Pick out each line in these entries that contains the string "ylabel".

[Begin Provided records]

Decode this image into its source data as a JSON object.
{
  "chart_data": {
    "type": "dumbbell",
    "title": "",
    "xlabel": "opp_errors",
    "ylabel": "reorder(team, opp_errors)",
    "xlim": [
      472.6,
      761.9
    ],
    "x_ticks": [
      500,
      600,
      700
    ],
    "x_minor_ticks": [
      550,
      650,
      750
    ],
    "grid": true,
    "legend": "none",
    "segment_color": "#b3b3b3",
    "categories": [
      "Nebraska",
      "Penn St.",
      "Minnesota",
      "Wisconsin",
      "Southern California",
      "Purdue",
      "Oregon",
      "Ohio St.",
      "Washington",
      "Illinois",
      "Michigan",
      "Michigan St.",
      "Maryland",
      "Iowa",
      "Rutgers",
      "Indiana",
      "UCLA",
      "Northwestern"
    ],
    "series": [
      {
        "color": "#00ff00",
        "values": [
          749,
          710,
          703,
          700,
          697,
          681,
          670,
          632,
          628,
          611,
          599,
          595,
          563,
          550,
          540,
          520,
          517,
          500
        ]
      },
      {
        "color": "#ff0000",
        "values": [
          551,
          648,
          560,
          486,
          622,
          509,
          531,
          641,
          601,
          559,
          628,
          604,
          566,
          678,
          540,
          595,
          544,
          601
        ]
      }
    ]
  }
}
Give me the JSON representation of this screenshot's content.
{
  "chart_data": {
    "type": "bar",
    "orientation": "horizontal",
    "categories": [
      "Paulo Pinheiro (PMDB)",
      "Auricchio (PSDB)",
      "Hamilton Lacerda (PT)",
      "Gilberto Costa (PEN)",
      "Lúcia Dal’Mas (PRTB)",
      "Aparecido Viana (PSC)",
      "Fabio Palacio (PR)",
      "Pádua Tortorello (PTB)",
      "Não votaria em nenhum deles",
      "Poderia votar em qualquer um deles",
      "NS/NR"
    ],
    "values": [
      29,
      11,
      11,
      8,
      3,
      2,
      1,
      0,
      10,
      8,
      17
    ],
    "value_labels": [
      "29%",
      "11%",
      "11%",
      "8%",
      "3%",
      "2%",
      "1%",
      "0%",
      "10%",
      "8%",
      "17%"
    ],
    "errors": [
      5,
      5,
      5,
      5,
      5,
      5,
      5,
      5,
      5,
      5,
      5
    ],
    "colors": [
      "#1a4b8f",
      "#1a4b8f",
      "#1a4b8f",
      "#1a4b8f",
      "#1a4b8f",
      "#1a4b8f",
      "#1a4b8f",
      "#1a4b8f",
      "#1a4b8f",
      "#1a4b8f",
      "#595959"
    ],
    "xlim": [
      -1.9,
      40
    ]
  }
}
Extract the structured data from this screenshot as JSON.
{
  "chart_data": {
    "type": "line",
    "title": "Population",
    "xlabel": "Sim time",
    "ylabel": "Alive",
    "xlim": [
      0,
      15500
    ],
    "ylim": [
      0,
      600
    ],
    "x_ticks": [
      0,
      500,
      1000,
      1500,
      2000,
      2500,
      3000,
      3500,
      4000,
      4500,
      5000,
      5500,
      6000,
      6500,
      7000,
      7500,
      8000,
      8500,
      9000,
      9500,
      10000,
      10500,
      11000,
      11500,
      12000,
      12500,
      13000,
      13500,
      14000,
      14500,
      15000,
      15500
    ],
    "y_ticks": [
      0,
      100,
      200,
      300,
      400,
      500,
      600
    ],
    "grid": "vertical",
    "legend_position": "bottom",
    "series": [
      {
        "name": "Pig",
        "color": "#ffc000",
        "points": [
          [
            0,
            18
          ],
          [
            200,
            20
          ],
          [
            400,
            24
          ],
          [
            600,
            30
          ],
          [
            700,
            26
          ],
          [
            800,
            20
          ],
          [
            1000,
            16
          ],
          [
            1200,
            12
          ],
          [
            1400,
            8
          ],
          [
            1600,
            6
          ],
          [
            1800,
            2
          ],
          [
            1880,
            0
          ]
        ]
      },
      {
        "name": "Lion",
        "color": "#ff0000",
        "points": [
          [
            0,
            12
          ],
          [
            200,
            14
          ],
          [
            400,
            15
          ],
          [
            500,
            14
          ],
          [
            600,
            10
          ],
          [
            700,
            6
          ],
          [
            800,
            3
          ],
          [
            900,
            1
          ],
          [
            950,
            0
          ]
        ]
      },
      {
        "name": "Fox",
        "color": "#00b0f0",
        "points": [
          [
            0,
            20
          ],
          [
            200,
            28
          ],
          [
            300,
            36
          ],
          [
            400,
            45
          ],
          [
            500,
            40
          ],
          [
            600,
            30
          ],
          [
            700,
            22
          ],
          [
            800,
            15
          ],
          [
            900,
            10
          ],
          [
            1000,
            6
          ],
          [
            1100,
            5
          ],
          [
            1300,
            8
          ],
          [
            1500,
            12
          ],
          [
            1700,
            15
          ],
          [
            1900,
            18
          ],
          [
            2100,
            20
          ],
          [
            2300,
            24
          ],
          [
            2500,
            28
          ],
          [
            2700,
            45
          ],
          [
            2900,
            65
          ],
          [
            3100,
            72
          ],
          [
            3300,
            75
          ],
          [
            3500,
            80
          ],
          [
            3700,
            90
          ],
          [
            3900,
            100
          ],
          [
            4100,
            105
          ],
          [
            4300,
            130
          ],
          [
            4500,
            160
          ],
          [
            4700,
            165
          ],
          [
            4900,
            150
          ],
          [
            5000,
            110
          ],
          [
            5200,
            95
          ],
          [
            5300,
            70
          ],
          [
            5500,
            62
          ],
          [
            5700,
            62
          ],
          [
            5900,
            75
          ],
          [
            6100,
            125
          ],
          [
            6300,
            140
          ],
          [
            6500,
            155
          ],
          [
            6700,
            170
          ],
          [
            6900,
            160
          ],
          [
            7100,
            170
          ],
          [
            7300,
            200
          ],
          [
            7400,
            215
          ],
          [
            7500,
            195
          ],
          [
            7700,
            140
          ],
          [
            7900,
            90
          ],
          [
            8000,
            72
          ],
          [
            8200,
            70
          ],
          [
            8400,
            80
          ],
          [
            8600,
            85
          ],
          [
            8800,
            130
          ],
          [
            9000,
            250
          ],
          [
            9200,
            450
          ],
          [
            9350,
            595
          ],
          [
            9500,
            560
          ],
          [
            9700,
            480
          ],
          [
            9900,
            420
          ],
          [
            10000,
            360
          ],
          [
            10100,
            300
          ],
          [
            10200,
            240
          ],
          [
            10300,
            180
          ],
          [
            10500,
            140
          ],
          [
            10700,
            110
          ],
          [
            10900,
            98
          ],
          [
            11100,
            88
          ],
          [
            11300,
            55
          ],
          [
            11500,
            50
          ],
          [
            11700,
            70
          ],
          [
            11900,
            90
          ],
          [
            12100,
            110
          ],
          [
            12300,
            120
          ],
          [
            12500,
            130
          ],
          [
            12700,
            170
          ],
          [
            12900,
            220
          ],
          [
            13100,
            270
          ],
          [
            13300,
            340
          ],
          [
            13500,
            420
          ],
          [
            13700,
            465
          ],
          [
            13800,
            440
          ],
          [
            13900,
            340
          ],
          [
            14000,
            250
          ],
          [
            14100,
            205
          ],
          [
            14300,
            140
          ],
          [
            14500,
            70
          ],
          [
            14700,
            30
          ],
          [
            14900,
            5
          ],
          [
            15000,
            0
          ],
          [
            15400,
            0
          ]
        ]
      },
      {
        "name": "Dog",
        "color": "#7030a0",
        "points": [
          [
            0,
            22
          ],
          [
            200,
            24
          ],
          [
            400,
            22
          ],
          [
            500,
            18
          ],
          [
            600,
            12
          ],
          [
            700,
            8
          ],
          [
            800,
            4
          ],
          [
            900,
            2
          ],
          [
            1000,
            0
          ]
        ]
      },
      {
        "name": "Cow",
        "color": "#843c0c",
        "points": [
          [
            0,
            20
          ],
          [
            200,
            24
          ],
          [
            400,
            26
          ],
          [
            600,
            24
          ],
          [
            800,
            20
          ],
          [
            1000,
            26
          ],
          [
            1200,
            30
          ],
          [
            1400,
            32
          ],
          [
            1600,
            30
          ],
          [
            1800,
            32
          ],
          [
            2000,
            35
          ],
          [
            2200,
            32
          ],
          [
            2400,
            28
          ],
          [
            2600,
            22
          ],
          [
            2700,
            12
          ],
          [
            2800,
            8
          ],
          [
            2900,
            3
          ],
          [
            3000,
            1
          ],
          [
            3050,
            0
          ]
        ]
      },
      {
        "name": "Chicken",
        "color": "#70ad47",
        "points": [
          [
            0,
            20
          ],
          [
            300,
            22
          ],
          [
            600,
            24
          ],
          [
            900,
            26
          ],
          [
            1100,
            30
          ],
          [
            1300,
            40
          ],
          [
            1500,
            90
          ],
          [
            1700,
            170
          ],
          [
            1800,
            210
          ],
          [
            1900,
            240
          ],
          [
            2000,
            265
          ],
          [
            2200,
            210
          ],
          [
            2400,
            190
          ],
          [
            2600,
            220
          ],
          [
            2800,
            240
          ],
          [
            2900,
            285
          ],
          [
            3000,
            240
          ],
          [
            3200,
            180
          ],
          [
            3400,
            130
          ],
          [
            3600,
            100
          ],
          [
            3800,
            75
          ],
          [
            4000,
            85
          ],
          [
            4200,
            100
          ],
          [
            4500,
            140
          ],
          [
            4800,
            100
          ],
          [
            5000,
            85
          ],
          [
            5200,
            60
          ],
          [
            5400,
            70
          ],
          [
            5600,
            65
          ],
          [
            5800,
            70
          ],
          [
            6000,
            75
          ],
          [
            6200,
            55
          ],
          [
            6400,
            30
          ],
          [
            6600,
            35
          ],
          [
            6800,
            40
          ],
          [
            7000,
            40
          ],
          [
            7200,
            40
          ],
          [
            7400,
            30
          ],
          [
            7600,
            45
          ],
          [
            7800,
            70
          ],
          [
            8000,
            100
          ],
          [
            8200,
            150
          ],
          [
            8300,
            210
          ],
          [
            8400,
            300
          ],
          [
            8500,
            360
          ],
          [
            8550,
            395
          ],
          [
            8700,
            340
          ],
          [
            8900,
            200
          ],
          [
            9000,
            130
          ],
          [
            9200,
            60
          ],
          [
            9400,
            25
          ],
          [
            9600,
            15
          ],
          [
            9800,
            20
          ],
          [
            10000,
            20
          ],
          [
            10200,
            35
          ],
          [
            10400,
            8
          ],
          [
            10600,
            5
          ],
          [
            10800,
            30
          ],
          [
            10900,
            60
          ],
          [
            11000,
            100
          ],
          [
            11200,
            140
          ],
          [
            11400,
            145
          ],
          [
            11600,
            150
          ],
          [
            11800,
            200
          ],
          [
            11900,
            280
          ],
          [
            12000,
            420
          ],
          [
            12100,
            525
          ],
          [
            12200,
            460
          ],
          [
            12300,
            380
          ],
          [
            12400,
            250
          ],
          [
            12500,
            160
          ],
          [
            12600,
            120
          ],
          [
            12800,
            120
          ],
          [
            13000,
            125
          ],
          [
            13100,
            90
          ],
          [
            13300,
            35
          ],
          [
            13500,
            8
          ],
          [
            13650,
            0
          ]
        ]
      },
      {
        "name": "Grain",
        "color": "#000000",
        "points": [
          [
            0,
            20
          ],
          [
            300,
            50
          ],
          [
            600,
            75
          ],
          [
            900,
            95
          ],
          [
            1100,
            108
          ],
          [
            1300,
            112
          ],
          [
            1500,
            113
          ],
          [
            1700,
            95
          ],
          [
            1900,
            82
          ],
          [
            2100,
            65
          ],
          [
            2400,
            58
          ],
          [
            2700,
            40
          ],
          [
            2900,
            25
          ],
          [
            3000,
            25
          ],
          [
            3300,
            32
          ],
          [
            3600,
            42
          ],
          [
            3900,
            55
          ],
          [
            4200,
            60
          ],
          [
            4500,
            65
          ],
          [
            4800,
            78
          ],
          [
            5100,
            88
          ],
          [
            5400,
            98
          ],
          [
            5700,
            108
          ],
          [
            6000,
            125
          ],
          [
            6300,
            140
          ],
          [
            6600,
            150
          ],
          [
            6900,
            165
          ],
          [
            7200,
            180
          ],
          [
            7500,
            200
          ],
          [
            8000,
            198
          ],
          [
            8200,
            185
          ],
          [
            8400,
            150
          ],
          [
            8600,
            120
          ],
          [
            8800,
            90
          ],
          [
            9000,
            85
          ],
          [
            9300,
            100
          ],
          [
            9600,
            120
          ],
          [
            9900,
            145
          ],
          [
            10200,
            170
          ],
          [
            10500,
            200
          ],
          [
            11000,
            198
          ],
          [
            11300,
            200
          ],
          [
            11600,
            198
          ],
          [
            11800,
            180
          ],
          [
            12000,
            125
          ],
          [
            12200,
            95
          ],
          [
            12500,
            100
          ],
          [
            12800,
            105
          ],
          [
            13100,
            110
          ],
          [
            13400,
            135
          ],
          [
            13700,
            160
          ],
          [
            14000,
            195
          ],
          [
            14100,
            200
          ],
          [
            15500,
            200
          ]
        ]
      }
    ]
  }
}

[End Provided records]

• [Reply]
    "ylabel": "reorder(team, opp_errors)",
    "ylabel": "Alive",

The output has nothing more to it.